— start —
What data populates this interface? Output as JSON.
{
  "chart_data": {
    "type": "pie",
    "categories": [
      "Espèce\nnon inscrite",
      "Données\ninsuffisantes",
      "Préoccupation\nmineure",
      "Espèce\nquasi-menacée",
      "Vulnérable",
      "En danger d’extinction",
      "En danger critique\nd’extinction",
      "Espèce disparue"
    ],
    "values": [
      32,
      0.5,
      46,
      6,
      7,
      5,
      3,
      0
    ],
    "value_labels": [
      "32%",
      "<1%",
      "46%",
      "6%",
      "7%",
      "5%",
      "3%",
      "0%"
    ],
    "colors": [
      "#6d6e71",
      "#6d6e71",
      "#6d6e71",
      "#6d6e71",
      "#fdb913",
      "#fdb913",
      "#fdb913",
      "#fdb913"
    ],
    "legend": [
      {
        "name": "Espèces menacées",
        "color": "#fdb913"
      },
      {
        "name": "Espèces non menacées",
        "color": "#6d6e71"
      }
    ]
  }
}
— end —
◆ STATED PROBLEM
Write out all the records above again, exactly as they stand.

◆ TASK RESPONSE
What data populates this interface? Output as JSON.
{
  "chart_data": {
    "type": "pie",
    "categories": [
      "Espèce\nnon inscrite",
      "Données\ninsuffisantes",
      "Préoccupation\nmineure",
      "Espèce\nquasi-menacée",
      "Vulnérable",
      "En danger d’extinction",
      "En danger critique\nd’extinction",
      "Espèce disparue"
    ],
    "values": [
      32,
      0.5,
      46,
      6,
      7,
      5,
      3,
      0
    ],
    "value_labels": [
      "32%",
      "<1%",
      "46%",
      "6%",
      "7%",
      "5%",
      "3%",
      "0%"
    ],
    "colors": [
      "#6d6e71",
      "#6d6e71",
      "#6d6e71",
      "#6d6e71",
      "#fdb913",
      "#fdb913",
      "#fdb913",
      "#fdb913"
    ],
    "legend": [
      {
        "name": "Espèces menacées",
        "color": "#fdb913"
      },
      {
        "name": "Espèces non menacées",
        "color": "#6d6e71"
      }
    ]
  }
}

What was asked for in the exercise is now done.